Take each line containing "this" and report it exactly as written.

# # #

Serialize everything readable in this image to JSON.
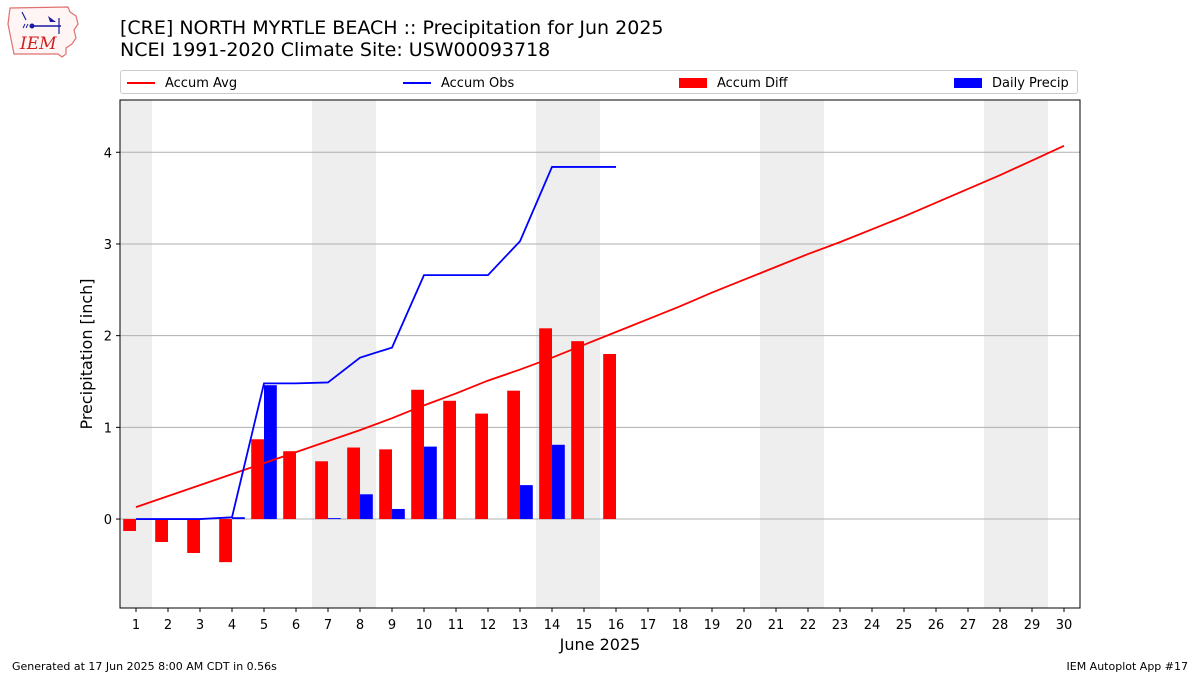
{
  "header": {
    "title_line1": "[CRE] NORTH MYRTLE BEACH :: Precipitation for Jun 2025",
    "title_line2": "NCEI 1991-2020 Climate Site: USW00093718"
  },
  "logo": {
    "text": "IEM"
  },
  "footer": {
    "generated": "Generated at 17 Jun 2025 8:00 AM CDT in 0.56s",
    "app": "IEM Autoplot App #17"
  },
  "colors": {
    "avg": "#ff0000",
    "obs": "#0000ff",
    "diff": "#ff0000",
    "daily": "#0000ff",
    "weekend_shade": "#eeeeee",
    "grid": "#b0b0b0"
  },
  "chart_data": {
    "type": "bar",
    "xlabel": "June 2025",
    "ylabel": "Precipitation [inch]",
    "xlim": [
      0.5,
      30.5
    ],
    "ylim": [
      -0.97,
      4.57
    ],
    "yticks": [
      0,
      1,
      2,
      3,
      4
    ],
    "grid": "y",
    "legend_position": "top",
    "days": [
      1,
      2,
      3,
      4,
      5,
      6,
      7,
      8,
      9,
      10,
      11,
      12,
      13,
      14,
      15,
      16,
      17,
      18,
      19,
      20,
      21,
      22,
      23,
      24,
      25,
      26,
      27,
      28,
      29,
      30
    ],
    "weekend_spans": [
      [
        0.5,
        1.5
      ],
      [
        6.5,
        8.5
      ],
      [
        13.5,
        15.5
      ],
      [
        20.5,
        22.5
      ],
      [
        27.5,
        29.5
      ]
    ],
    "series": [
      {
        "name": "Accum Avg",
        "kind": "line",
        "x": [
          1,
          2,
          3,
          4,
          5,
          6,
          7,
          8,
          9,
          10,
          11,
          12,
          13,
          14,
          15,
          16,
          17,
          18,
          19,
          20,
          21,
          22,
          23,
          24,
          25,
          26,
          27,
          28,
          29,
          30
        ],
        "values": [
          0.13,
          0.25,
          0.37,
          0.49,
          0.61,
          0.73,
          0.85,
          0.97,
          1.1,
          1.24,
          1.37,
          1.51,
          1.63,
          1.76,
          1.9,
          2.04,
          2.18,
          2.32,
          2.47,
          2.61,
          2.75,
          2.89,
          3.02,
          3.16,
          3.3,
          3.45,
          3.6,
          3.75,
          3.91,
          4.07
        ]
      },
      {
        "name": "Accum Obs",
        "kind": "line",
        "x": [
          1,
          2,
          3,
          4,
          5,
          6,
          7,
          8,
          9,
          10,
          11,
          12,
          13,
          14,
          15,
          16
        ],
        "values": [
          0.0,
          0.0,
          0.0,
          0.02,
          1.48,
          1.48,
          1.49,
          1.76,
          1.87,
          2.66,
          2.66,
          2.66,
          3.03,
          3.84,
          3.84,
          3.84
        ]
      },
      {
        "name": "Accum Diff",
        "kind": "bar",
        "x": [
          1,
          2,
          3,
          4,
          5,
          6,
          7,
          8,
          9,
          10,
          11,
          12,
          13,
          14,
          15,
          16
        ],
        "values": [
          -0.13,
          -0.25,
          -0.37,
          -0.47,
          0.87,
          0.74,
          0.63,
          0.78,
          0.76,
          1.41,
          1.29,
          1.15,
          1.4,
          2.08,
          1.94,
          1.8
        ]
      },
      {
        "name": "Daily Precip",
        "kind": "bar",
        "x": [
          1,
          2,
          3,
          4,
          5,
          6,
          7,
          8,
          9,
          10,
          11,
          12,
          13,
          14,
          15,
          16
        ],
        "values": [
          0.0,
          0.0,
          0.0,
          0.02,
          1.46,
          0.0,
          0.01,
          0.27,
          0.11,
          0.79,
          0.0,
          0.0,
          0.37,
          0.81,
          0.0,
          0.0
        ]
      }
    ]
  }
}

# # #

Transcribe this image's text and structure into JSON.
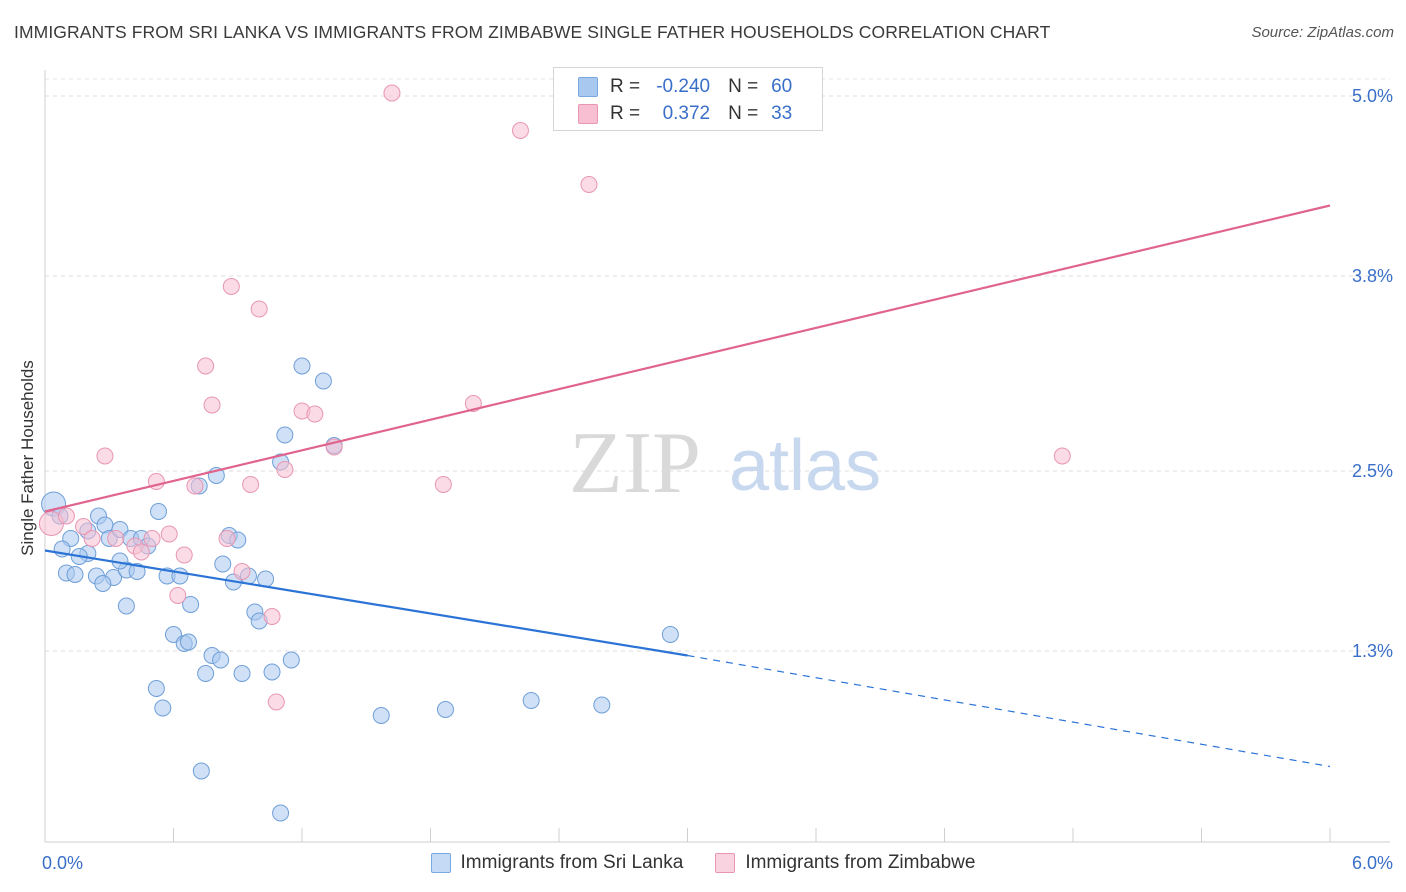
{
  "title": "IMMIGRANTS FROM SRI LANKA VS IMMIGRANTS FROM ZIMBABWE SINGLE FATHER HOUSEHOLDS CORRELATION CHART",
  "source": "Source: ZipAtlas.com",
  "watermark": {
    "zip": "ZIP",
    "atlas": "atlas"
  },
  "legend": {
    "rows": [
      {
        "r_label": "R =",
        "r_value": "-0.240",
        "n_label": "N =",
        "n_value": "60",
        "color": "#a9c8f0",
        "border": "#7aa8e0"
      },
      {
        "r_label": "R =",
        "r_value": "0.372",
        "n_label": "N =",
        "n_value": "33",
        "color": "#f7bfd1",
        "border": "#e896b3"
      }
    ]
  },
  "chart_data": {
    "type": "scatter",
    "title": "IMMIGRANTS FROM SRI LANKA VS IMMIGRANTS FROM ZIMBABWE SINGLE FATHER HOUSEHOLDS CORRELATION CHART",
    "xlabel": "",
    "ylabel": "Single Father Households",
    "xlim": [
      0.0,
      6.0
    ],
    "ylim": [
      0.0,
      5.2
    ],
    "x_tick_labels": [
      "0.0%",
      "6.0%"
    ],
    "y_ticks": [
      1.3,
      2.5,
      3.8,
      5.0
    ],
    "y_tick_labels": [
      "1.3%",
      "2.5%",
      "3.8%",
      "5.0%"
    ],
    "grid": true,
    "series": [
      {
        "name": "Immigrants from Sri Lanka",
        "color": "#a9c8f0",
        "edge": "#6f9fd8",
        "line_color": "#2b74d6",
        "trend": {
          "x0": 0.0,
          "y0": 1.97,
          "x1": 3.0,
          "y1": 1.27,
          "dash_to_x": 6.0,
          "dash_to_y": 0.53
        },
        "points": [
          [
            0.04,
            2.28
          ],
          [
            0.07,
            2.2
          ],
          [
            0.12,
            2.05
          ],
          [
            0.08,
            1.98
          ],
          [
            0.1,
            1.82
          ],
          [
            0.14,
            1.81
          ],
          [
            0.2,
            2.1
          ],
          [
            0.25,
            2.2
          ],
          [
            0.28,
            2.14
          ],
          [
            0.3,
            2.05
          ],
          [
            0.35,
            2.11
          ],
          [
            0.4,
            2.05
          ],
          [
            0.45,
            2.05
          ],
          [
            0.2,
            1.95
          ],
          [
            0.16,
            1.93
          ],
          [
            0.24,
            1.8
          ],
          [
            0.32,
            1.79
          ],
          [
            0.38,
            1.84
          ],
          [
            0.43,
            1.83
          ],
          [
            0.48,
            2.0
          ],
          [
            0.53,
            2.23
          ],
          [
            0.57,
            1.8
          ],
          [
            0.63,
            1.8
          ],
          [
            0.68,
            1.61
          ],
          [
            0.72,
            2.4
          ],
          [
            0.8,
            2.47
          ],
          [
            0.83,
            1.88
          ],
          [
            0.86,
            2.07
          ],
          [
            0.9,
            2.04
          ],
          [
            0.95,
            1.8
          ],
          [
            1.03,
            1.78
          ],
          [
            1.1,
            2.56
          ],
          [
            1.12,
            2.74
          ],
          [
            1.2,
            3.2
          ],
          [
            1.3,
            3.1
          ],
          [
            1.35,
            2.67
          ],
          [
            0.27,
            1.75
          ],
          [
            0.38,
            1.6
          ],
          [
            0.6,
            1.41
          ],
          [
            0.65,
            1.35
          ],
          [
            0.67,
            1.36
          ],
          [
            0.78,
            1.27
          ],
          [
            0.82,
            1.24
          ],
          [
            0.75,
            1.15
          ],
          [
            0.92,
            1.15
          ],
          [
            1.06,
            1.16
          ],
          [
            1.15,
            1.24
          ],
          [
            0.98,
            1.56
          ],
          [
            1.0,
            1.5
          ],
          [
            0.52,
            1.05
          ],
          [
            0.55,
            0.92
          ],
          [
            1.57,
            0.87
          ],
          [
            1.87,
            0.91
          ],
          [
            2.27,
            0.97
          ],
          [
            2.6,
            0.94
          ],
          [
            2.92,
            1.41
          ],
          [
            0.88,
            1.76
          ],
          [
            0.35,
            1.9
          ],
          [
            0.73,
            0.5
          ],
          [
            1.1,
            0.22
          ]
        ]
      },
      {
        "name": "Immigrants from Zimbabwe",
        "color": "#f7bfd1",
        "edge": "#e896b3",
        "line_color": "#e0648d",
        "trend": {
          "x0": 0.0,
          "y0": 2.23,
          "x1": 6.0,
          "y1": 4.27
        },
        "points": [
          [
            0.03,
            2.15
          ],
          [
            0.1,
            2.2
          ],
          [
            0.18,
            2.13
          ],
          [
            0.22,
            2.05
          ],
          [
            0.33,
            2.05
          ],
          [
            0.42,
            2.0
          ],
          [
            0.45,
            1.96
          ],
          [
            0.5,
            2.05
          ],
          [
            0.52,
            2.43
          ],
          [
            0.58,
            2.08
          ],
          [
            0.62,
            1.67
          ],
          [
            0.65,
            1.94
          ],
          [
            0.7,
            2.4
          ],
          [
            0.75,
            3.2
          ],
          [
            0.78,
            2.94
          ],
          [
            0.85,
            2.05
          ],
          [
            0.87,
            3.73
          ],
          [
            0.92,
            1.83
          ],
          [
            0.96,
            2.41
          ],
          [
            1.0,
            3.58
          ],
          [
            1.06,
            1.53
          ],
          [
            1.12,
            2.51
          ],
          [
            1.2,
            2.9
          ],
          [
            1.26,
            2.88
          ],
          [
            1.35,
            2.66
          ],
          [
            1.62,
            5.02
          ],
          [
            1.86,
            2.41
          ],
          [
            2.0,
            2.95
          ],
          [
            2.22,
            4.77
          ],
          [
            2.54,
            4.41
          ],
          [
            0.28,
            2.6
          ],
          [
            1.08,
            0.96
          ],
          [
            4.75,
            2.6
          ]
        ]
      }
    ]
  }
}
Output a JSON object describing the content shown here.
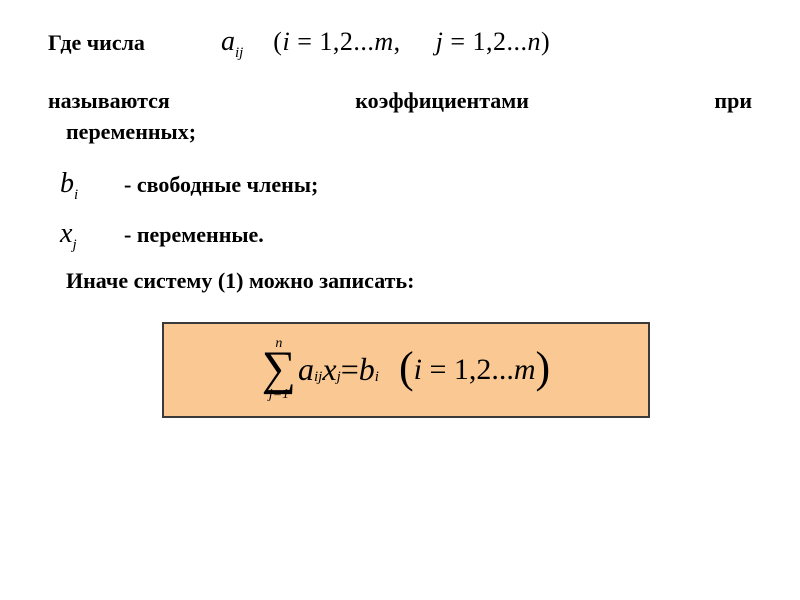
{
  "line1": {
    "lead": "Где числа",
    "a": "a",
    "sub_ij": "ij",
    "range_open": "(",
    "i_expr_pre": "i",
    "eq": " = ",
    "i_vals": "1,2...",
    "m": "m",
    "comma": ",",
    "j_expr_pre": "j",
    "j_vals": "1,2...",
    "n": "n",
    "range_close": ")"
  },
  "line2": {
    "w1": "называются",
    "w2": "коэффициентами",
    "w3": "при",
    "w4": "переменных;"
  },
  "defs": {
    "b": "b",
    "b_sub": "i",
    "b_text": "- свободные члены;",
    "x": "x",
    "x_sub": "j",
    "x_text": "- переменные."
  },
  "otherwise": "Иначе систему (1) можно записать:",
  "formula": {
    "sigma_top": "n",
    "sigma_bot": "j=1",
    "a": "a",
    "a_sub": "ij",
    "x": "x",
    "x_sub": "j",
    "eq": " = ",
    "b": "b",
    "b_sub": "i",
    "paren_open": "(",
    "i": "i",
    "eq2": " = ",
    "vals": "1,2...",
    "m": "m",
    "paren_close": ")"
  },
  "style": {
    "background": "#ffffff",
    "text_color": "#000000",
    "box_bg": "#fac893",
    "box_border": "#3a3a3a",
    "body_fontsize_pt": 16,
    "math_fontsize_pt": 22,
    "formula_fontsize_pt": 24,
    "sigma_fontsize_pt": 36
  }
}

# # #

# Task response
Serialize everything readable in this image to JSON.
Transcribe this image's text and structure into JSON.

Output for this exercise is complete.